## Task statement
Using the listing below, copy every line that mentions "image".

## Provided material

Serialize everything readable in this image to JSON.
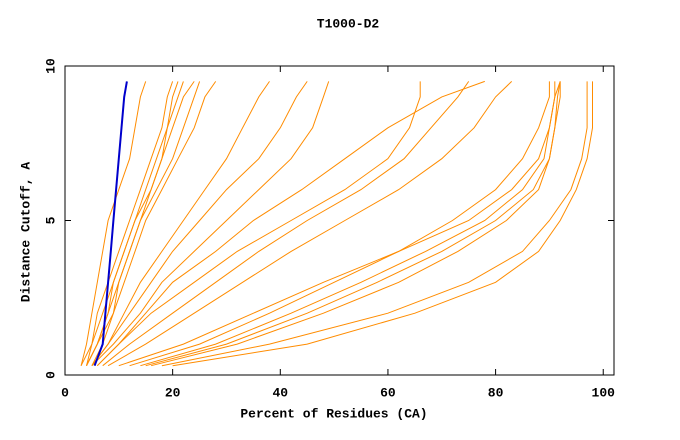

--

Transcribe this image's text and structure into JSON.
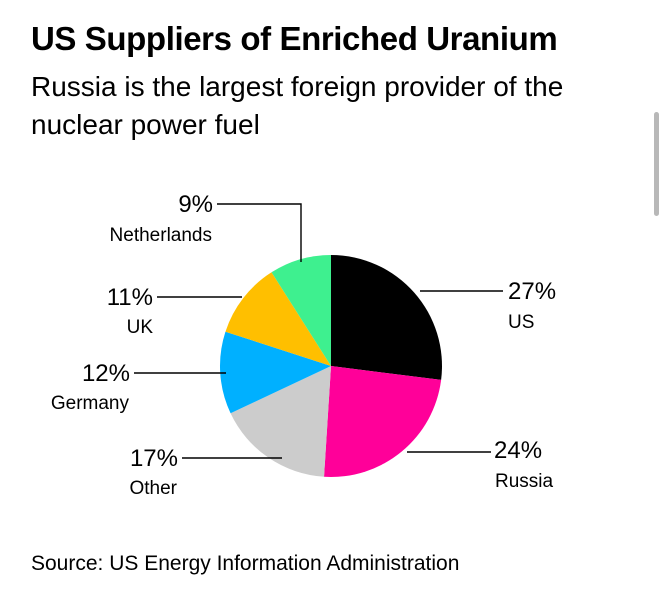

* * *

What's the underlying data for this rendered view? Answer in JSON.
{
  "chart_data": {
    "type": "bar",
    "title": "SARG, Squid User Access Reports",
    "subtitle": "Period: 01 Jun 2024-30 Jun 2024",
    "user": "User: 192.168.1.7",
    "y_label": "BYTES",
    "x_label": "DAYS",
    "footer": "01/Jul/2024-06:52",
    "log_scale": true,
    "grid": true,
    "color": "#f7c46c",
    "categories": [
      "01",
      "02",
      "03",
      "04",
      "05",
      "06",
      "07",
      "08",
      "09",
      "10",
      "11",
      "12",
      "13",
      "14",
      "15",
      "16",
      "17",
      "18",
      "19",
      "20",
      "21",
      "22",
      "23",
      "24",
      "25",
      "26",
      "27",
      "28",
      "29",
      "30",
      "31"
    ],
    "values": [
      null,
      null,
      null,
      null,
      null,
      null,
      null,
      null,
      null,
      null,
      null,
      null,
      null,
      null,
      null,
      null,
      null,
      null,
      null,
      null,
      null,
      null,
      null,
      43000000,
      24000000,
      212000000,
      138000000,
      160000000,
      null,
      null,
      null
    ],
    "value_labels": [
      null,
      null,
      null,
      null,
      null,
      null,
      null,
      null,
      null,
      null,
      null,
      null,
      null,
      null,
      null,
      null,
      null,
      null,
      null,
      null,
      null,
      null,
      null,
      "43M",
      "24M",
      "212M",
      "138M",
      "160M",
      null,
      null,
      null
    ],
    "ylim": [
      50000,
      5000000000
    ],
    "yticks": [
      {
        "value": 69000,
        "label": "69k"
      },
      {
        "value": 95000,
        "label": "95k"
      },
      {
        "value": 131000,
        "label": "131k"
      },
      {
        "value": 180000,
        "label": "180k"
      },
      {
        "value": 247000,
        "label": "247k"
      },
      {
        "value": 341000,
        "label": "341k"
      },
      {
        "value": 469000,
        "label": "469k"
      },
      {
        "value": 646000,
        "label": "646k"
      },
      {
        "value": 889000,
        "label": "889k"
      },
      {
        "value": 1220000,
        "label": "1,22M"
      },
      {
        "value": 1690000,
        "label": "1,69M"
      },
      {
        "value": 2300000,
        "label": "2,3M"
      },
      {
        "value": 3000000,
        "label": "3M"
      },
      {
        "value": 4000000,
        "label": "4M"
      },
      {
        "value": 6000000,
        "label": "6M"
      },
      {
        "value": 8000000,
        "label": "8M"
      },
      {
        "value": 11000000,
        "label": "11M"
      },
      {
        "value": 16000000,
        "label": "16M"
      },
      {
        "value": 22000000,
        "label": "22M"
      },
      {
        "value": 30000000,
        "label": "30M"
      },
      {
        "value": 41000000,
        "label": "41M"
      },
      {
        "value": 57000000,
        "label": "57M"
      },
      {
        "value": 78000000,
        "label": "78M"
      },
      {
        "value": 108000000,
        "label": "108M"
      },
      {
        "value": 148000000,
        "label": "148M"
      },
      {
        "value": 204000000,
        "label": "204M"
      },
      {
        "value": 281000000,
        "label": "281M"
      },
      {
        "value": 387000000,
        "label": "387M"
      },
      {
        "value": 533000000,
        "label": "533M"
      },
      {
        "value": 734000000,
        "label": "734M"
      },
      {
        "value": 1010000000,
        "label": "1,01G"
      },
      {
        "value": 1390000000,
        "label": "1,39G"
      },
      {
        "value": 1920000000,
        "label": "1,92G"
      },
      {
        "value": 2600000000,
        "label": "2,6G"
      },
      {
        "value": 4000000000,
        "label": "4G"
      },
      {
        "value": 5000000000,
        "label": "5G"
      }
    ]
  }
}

## Response to the exercise
Serialize everything readable in this image to JSON.
Transcribe this image's text and structure into JSON.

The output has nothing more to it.